» Stated task:
Please reproduce every line of the data below word for word.
---------- Listed records ----------
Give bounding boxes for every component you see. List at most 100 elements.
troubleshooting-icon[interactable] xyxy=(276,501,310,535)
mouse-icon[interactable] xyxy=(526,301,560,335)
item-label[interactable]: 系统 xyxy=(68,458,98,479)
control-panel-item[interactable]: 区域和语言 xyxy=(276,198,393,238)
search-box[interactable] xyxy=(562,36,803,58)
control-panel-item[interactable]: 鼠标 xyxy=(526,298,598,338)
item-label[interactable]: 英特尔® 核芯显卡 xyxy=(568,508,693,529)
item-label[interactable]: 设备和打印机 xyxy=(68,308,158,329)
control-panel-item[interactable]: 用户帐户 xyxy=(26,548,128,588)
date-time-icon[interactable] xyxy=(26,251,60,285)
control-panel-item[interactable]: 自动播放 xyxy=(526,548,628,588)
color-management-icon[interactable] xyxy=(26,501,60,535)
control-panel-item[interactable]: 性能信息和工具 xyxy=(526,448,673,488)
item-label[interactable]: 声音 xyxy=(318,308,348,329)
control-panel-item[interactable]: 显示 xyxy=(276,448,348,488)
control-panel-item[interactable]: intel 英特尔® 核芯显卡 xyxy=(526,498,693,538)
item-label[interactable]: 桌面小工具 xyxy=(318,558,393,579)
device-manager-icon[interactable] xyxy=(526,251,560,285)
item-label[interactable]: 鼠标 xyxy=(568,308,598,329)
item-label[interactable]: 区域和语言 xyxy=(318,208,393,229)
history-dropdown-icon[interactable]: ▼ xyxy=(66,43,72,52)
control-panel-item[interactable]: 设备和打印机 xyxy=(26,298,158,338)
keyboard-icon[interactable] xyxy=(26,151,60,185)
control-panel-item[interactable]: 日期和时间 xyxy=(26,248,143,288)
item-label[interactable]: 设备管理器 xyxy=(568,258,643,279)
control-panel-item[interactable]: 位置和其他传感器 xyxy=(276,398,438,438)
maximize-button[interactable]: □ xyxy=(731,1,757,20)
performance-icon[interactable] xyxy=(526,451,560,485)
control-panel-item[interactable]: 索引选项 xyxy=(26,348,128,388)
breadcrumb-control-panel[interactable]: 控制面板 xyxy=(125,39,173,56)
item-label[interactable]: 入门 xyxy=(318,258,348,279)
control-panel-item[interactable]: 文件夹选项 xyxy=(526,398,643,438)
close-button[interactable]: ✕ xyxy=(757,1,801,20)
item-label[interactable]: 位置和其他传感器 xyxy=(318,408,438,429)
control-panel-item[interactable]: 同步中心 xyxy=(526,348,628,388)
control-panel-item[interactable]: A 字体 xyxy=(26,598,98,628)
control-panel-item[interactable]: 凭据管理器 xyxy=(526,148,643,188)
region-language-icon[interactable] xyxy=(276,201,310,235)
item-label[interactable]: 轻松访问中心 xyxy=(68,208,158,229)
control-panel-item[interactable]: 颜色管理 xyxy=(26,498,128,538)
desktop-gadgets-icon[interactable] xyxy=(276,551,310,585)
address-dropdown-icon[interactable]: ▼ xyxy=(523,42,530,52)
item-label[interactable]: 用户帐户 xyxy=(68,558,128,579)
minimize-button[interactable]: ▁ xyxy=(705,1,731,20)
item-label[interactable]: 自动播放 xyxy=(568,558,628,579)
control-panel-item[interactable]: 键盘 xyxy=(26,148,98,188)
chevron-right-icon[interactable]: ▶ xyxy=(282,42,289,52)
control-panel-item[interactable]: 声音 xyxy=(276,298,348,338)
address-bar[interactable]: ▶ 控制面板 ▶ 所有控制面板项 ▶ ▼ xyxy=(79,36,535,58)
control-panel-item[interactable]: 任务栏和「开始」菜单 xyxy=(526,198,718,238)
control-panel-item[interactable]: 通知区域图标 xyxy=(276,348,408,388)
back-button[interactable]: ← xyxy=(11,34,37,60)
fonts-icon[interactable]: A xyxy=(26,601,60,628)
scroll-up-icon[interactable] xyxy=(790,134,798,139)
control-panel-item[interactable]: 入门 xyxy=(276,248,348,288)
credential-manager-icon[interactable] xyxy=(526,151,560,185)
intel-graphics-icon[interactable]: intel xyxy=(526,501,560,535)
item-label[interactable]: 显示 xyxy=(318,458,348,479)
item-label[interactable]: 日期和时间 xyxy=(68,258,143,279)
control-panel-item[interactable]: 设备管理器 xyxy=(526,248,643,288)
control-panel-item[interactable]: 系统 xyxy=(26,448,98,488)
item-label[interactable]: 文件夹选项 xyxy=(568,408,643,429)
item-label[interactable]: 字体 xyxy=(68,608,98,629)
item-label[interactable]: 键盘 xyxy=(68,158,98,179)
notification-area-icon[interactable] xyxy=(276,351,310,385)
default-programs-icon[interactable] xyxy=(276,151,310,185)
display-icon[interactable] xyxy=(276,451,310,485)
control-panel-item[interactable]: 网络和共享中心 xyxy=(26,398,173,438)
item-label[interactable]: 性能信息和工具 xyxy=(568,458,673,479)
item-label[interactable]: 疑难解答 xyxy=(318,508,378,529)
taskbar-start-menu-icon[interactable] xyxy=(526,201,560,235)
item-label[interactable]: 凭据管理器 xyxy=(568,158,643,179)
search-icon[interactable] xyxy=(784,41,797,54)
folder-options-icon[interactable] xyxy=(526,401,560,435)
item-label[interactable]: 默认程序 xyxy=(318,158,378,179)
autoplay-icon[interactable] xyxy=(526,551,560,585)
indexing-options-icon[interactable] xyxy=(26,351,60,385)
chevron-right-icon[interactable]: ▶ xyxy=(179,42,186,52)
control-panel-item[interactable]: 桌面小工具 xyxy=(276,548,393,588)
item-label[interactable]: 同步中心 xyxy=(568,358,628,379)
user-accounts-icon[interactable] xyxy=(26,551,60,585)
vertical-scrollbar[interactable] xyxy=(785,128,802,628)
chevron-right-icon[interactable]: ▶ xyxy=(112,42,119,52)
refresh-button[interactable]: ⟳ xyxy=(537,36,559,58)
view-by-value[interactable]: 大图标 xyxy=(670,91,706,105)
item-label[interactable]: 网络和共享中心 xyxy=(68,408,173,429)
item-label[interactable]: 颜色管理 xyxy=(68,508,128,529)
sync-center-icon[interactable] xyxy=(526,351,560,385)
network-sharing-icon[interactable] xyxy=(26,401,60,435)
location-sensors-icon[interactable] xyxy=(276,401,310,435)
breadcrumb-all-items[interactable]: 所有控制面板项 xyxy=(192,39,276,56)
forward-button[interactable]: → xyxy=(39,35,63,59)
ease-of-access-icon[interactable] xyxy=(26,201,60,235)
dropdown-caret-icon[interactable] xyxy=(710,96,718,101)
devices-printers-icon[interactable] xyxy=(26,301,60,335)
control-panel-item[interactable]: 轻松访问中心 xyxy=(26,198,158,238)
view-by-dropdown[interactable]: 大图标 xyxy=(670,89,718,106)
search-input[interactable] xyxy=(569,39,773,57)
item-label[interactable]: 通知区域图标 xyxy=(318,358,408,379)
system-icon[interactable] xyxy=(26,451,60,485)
----------
» Problem solution:
Give bounding boxes for every component you see. List at most 100 elements.
troubleshooting-icon[interactable] xyxy=(276,501,310,535)
mouse-icon[interactable] xyxy=(526,301,560,335)
item-label[interactable]: 系统 xyxy=(68,458,98,479)
control-panel-item[interactable]: 区域和语言 xyxy=(276,198,393,238)
search-box[interactable] xyxy=(562,36,803,58)
control-panel-item[interactable]: 鼠标 xyxy=(526,298,598,338)
item-label[interactable]: 英特尔® 核芯显卡 xyxy=(568,508,693,529)
item-label[interactable]: 设备和打印机 xyxy=(68,308,158,329)
control-panel-item[interactable]: 用户帐户 xyxy=(26,548,128,588)
date-time-icon[interactable] xyxy=(26,251,60,285)
control-panel-item[interactable]: 自动播放 xyxy=(526,548,628,588)
color-management-icon[interactable] xyxy=(26,501,60,535)
control-panel-item[interactable]: 性能信息和工具 xyxy=(526,448,673,488)
item-label[interactable]: 声音 xyxy=(318,308,348,329)
control-panel-item[interactable]: 显示 xyxy=(276,448,348,488)
control-panel-item[interactable]: intel 英特尔® 核芯显卡 xyxy=(526,498,693,538)
item-label[interactable]: 桌面小工具 xyxy=(318,558,393,579)
device-manager-icon[interactable] xyxy=(526,251,560,285)
item-label[interactable]: 鼠标 xyxy=(568,308,598,329)
item-label[interactable]: 区域和语言 xyxy=(318,208,393,229)
history-dropdown-icon[interactable]: ▼ xyxy=(66,43,72,52)
control-panel-item[interactable]: 设备和打印机 xyxy=(26,298,158,338)
keyboard-icon[interactable] xyxy=(26,151,60,185)
control-panel-item[interactable]: 日期和时间 xyxy=(26,248,143,288)
item-label[interactable]: 设备管理器 xyxy=(568,258,643,279)
control-panel-item[interactable]: 位置和其他传感器 xyxy=(276,398,438,438)
maximize-button[interactable]: □ xyxy=(731,1,757,20)
performance-icon[interactable] xyxy=(526,451,560,485)
control-panel-item[interactable]: 索引选项 xyxy=(26,348,128,388)
breadcrumb-control-panel[interactable]: 控制面板 xyxy=(125,39,173,56)
item-label[interactable]: 入门 xyxy=(318,258,348,279)
control-panel-item[interactable]: 文件夹选项 xyxy=(526,398,643,438)
close-button[interactable]: ✕ xyxy=(757,1,801,20)
item-label[interactable]: 位置和其他传感器 xyxy=(318,408,438,429)
control-panel-item[interactable]: 同步中心 xyxy=(526,348,628,388)
control-panel-item[interactable]: A 字体 xyxy=(26,598,98,628)
control-panel-item[interactable]: 凭据管理器 xyxy=(526,148,643,188)
region-language-icon[interactable] xyxy=(276,201,310,235)
item-label[interactable]: 轻松访问中心 xyxy=(68,208,158,229)
control-panel-item[interactable]: 颜色管理 xyxy=(26,498,128,538)
desktop-gadgets-icon[interactable] xyxy=(276,551,310,585)
address-dropdown-icon[interactable]: ▼ xyxy=(523,42,530,52)
item-label[interactable]: 用户帐户 xyxy=(68,558,128,579)
minimize-button[interactable]: ▁ xyxy=(705,1,731,20)
item-label[interactable]: 自动播放 xyxy=(568,558,628,579)
control-panel-item[interactable]: 键盘 xyxy=(26,148,98,188)
chevron-right-icon[interactable]: ▶ xyxy=(282,42,289,52)
control-panel-item[interactable]: 声音 xyxy=(276,298,348,338)
address-bar[interactable]: ▶ 控制面板 ▶ 所有控制面板项 ▶ ▼ xyxy=(79,36,535,58)
control-panel-item[interactable]: 任务栏和「开始」菜单 xyxy=(526,198,718,238)
control-panel-item[interactable]: 通知区域图标 xyxy=(276,348,408,388)
back-button[interactable]: ← xyxy=(11,34,37,60)
fonts-icon[interactable]: A xyxy=(26,601,60,628)
scroll-up-icon[interactable] xyxy=(790,134,798,139)
control-panel-item[interactable]: 入门 xyxy=(276,248,348,288)
credential-manager-icon[interactable] xyxy=(526,151,560,185)
intel-graphics-icon[interactable]: intel xyxy=(526,501,560,535)
item-label[interactable]: 显示 xyxy=(318,458,348,479)
item-label[interactable]: 日期和时间 xyxy=(68,258,143,279)
control-panel-item[interactable]: 设备管理器 xyxy=(526,248,643,288)
control-panel-item[interactable]: 系统 xyxy=(26,448,98,488)
item-label[interactable]: 文件夹选项 xyxy=(568,408,643,429)
item-label[interactable]: 字体 xyxy=(68,608,98,629)
item-label[interactable]: 键盘 xyxy=(68,158,98,179)
notification-area-icon[interactable] xyxy=(276,351,310,385)
default-programs-icon[interactable] xyxy=(276,151,310,185)
display-icon[interactable] xyxy=(276,451,310,485)
control-panel-item[interactable]: 网络和共享中心 xyxy=(26,398,173,438)
item-label[interactable]: 性能信息和工具 xyxy=(568,458,673,479)
item-label[interactable]: 疑难解答 xyxy=(318,508,378,529)
taskbar-start-menu-icon[interactable] xyxy=(526,201,560,235)
item-label[interactable]: 凭据管理器 xyxy=(568,158,643,179)
search-icon[interactable] xyxy=(784,41,797,54)
folder-options-icon[interactable] xyxy=(526,401,560,435)
item-label[interactable]: 默认程序 xyxy=(318,158,378,179)
autoplay-icon[interactable] xyxy=(526,551,560,585)
indexing-options-icon[interactable] xyxy=(26,351,60,385)
chevron-right-icon[interactable]: ▶ xyxy=(179,42,186,52)
control-panel-item[interactable]: 桌面小工具 xyxy=(276,548,393,588)
item-label[interactable]: 同步中心 xyxy=(568,358,628,379)
user-accounts-icon[interactable] xyxy=(26,551,60,585)
vertical-scrollbar[interactable] xyxy=(785,128,802,628)
chevron-right-icon[interactable]: ▶ xyxy=(112,42,119,52)
refresh-button[interactable]: ⟳ xyxy=(537,36,559,58)
view-by-value[interactable]: 大图标 xyxy=(670,91,706,105)
item-label[interactable]: 网络和共享中心 xyxy=(68,408,173,429)
item-label[interactable]: 颜色管理 xyxy=(68,508,128,529)
sync-center-icon[interactable] xyxy=(526,351,560,385)
network-sharing-icon[interactable] xyxy=(26,401,60,435)
location-sensors-icon[interactable] xyxy=(276,401,310,435)
breadcrumb-all-items[interactable]: 所有控制面板项 xyxy=(192,39,276,56)
forward-button[interactable]: → xyxy=(39,35,63,59)
ease-of-access-icon[interactable] xyxy=(26,201,60,235)
dropdown-caret-icon[interactable] xyxy=(710,96,718,101)
devices-printers-icon[interactable] xyxy=(26,301,60,335)
control-panel-item[interactable]: 轻松访问中心 xyxy=(26,198,158,238)
view-by-dropdown[interactable]: 大图标 xyxy=(670,89,718,106)
search-input[interactable] xyxy=(569,39,773,57)
item-label[interactable]: 通知区域图标 xyxy=(318,358,408,379)
system-icon[interactable] xyxy=(26,451,60,485)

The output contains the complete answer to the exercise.